# SOURCE MATERIAL start

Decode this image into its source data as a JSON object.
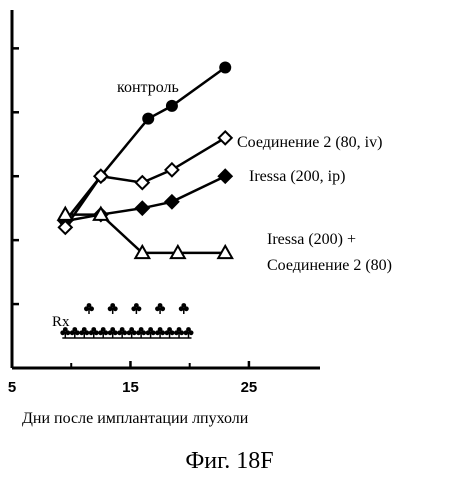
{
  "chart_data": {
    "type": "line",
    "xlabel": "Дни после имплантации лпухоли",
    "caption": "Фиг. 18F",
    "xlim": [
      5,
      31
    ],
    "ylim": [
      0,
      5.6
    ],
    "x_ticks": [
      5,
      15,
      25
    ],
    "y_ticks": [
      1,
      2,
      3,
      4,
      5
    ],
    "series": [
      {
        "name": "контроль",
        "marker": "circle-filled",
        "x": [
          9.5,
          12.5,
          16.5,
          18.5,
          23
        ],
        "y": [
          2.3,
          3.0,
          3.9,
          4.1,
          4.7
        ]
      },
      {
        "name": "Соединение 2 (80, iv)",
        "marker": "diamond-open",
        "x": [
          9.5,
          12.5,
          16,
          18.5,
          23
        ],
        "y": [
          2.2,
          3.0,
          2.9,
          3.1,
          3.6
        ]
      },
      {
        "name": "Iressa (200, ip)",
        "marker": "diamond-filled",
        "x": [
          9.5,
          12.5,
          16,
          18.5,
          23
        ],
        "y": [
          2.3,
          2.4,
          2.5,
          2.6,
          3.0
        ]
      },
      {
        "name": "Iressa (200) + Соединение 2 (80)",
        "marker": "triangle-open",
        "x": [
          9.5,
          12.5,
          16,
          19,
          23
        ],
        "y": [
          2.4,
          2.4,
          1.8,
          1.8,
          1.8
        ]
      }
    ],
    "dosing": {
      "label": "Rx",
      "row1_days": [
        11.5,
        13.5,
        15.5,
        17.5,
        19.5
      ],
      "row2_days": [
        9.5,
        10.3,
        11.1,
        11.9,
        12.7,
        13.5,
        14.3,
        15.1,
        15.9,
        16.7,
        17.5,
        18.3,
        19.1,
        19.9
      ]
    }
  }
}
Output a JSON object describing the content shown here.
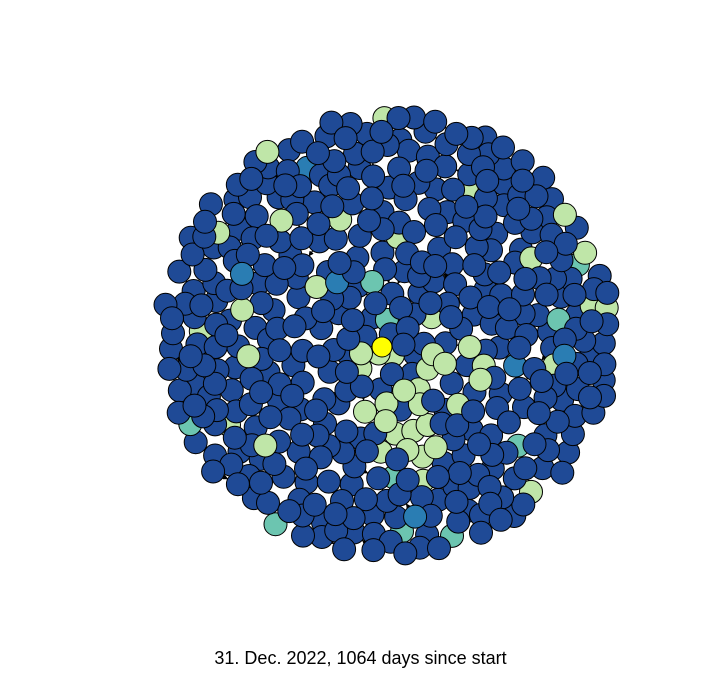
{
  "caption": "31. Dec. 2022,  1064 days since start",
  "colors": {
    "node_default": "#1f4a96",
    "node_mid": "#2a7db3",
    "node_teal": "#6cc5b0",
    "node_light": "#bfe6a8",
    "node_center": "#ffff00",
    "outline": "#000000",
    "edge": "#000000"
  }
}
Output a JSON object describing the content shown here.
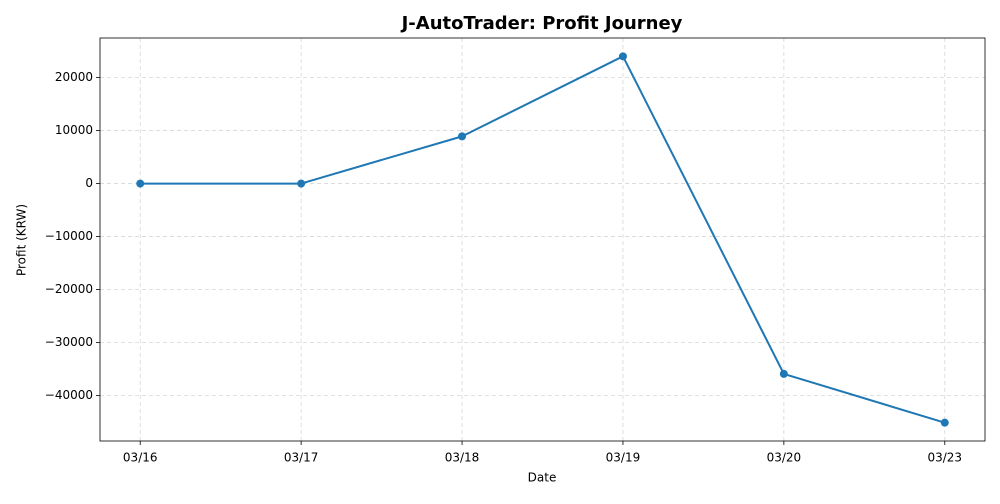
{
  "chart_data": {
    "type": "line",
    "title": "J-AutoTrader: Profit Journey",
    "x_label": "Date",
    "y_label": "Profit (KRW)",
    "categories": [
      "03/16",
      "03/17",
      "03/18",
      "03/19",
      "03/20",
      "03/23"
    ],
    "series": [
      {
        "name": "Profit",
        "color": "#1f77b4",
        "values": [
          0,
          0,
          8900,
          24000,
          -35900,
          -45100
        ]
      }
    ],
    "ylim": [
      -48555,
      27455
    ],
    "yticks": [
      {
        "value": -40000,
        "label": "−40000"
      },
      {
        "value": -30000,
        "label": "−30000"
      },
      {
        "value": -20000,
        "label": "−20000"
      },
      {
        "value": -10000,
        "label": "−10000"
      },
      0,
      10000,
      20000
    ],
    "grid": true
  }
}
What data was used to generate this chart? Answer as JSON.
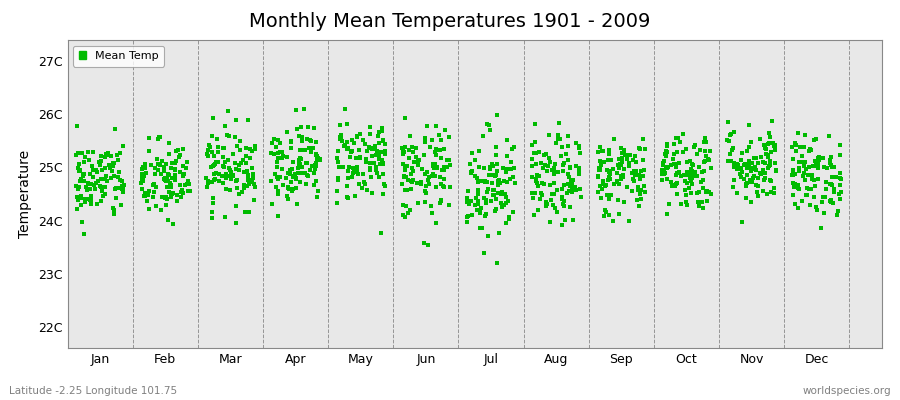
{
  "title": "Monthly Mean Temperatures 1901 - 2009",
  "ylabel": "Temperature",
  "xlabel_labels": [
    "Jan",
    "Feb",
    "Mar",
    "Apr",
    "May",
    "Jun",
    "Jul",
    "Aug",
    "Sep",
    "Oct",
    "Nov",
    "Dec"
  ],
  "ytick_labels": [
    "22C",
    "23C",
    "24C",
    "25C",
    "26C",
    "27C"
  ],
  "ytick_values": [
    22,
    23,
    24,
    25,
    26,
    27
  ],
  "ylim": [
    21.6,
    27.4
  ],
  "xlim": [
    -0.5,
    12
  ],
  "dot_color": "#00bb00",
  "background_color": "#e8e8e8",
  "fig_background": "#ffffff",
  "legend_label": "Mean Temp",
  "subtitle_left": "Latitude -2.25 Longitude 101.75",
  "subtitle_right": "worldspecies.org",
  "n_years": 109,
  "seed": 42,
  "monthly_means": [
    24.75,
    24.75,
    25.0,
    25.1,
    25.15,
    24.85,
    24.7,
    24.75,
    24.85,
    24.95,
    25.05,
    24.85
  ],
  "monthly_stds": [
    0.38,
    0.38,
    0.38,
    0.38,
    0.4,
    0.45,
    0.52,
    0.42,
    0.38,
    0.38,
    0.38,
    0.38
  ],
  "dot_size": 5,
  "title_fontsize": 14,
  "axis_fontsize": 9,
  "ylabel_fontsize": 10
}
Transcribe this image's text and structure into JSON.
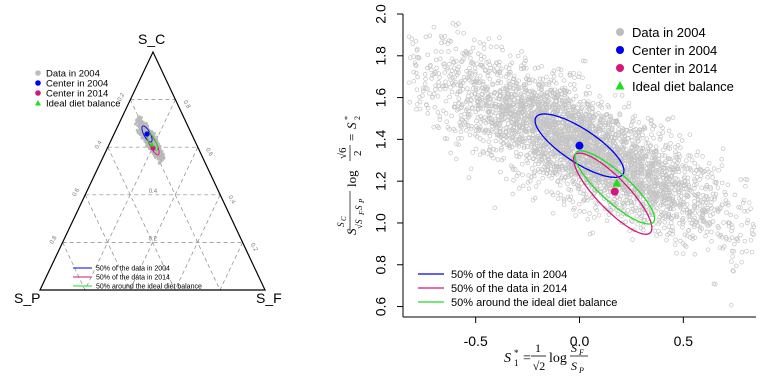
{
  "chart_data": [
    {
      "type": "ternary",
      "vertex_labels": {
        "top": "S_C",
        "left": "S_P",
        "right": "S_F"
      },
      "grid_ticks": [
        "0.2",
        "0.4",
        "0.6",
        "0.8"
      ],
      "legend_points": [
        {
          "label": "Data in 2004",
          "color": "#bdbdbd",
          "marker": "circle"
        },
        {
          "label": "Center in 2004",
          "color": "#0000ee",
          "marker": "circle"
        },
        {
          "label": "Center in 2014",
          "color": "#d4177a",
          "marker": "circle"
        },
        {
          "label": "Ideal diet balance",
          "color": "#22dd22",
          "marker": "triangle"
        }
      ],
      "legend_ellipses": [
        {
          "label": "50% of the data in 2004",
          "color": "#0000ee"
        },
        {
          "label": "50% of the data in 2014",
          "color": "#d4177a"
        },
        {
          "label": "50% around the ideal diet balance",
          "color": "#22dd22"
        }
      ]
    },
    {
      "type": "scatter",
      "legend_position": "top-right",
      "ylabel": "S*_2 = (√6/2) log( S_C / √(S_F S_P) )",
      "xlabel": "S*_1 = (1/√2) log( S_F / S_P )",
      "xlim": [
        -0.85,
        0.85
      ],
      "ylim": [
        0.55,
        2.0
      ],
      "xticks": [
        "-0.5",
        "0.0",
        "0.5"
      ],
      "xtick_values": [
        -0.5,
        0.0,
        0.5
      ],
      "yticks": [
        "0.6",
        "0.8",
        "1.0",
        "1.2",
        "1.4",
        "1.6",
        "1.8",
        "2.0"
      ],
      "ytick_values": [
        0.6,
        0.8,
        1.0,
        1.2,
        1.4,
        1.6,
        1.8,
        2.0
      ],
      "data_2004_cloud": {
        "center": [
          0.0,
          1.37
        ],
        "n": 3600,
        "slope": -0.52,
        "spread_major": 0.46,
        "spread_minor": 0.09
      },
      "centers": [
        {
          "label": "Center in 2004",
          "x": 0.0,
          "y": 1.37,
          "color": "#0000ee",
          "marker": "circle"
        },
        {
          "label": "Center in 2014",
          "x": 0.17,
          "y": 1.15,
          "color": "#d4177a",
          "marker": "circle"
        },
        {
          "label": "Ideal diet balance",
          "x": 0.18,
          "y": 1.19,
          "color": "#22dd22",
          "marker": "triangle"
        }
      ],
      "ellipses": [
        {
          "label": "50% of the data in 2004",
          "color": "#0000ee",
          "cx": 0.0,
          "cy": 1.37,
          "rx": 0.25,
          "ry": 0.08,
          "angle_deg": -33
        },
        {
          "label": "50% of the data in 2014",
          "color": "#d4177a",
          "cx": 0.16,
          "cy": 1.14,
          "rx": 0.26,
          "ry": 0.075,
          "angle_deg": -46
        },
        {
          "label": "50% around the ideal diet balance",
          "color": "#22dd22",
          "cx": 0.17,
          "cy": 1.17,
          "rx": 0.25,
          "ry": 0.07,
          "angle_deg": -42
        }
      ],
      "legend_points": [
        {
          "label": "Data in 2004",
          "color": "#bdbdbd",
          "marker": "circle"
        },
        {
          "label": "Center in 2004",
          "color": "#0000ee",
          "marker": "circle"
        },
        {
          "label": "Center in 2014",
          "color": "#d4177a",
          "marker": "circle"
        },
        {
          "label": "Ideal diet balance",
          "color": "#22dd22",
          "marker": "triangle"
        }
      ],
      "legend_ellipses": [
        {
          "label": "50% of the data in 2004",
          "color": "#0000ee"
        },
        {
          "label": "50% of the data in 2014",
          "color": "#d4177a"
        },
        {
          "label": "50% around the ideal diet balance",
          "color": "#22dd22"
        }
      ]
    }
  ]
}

# SOURCE MATERIAL end

WHAT NEEDS TO BE DONE
Show the lines of the records that contain the word "open".

RESULT OF THE EXERCISE
        "marker": "diamond-open",
        "marker": "triangle-open",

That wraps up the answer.